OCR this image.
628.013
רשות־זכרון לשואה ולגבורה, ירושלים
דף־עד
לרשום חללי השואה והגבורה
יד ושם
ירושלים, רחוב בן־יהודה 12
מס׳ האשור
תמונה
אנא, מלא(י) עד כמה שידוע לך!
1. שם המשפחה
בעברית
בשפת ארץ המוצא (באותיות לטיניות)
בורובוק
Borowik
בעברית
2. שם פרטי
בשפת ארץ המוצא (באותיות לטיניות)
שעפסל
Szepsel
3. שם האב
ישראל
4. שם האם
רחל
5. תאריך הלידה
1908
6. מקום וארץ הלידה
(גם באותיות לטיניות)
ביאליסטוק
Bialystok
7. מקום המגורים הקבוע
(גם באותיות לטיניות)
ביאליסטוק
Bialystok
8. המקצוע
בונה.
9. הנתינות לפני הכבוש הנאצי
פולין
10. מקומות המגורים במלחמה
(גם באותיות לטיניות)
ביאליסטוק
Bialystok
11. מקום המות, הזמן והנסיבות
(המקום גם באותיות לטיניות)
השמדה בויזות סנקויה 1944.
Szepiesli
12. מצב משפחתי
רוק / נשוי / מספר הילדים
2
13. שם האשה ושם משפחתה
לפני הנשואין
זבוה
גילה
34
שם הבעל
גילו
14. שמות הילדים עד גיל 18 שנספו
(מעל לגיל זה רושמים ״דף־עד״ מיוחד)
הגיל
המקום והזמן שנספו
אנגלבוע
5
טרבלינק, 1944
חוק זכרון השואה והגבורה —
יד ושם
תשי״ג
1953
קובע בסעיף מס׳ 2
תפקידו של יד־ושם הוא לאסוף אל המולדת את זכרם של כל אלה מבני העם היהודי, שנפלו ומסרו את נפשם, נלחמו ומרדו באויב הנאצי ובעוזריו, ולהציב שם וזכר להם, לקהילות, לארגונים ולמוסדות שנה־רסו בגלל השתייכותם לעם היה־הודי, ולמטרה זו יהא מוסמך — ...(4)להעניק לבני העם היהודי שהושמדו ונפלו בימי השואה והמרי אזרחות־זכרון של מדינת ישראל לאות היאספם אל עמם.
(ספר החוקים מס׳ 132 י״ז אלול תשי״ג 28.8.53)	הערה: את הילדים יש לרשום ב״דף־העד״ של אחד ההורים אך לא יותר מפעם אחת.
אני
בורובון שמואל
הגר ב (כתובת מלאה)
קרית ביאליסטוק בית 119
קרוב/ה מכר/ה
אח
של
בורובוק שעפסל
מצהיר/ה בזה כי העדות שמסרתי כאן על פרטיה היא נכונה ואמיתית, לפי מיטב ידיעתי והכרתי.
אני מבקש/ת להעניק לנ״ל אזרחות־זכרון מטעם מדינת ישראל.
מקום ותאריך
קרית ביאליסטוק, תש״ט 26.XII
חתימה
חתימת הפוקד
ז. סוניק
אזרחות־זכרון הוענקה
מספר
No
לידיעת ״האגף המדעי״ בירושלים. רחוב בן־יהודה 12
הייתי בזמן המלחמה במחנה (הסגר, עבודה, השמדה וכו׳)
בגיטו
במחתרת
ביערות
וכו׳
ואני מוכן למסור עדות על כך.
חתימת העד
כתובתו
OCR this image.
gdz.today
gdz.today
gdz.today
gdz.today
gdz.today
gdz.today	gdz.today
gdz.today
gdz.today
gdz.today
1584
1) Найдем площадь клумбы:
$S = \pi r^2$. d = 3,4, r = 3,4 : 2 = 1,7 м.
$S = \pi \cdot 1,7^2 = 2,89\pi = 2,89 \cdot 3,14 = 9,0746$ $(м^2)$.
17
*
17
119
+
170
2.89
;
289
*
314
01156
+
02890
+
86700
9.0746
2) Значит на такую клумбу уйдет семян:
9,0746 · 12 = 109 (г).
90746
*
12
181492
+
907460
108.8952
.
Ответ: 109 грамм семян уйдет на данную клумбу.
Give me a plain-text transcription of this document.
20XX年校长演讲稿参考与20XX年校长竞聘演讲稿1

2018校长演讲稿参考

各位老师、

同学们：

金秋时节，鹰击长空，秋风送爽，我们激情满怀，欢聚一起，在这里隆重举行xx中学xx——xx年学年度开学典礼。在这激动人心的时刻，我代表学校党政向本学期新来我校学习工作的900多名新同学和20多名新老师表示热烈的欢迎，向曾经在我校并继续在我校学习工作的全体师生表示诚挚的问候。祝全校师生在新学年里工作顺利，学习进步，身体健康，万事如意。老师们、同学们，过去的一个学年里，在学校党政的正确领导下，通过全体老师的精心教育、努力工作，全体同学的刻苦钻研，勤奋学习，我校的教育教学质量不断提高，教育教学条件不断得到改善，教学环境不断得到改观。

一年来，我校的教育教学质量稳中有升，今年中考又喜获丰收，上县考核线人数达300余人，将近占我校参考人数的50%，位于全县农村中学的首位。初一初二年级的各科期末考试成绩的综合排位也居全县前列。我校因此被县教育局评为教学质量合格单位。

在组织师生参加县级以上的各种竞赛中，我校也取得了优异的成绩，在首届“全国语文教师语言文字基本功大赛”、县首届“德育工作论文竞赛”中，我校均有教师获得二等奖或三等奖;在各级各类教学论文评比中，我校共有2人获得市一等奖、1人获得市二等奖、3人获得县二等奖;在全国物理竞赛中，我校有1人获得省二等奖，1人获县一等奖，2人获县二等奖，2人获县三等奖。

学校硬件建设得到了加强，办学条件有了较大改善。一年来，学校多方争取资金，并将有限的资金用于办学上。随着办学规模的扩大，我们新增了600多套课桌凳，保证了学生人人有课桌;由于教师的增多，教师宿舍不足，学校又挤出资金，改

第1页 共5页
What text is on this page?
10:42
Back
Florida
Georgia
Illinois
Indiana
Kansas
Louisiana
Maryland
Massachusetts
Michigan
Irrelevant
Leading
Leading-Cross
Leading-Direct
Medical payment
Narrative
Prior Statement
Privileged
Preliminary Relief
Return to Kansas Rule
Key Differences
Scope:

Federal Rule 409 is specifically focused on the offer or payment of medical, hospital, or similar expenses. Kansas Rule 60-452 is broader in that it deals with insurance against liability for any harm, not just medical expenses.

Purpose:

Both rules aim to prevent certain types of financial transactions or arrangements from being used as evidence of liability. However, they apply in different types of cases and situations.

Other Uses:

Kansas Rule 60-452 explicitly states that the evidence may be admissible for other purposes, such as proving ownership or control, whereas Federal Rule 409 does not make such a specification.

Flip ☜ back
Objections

### Task directions:
Your task is to write out the lines from the one with "Give me a plain-text" through the end of the records, exactly and with nothing added.

### Completed task:
Give me a plain-text transcription of this document.
20XX年校长演讲稿参考与20XX年校长竞聘演讲稿1

2018校长演讲稿参考

各位老师、

同学们：

金秋时节，鹰击长空，秋风送爽，我们激情满怀，欢聚一起，在这里隆重举行xx中学xx——xx年学年度开学典礼。在这激动人心的时刻，我代表学校党政向本学期新来我校学习工作的900多名新同学和20多名新老师表示热烈的欢迎，向曾经在我校并继续在我校学习工作的全体师生表示诚挚的问候。祝全校师生在新学年里工作顺利，学习进步，身体健康，万事如意。老师们、同学们，过去的一个学年里，在学校党政的正确领导下，通过全体老师的精心教育、努力工作，全体同学的刻苦钻研，勤奋学习，我校的教育教学质量不断提高，教育教学条件不断得到改善，教学环境不断得到改观。

一年来，我校的教育教学质量稳中有升，今年中考又喜获丰收，上县考核线人数达300余人，将近占我校参考人数的50%，位于全县农村中学的首位。初一初二年级的各科期末考试成绩的综合排位也居全县前列。我校因此被县教育局评为教学质量合格单位。

在组织师生参加县级以上的各种竞赛中，我校也取得了优异的成绩，在首届“全国语文教师语言文字基本功大赛”、县首届“德育工作论文竞赛”中，我校均有教师获得二等奖或三等奖;在各级各类教学论文评比中，我校共有2人获得市一等奖、1人获得市二等奖、3人获得县二等奖;在全国物理竞赛中，我校有1人获得省二等奖，1人获县一等奖，2人获县二等奖，2人获县三等奖。

学校硬件建设得到了加强，办学条件有了较大改善。一年来，学校多方争取资金，并将有限的资金用于办学上。随着办学规模的扩大，我们新增了600多套课桌凳，保证了学生人人有课桌;由于教师的增多，教师宿舍不足，学校又挤出资金，改

第1页 共5页
What text is on this page?
10:42
Back
Florida
Georgia
Illinois
Indiana
Kansas
Louisiana
Maryland
Massachusetts
Michigan
Irrelevant
Leading
Leading-Cross
Leading-Direct
Medical payment
Narrative
Prior Statement
Privileged
Preliminary Relief
Return to Kansas Rule
Key Differences
Scope:

Federal Rule 409 is specifically focused on the offer or payment of medical, hospital, or similar expenses. Kansas Rule 60-452 is broader in that it deals with insurance against liability for any harm, not just medical expenses.

Purpose:

Both rules aim to prevent certain types of financial transactions or arrangements from being used as evidence of liability. However, they apply in different types of cases and situations.

Other Uses:

Kansas Rule 60-452 explicitly states that the evidence may be admissible for other purposes, such as proving ownership or control, whereas Federal Rule 409 does not make such a specification.

Flip ☜ back
Objections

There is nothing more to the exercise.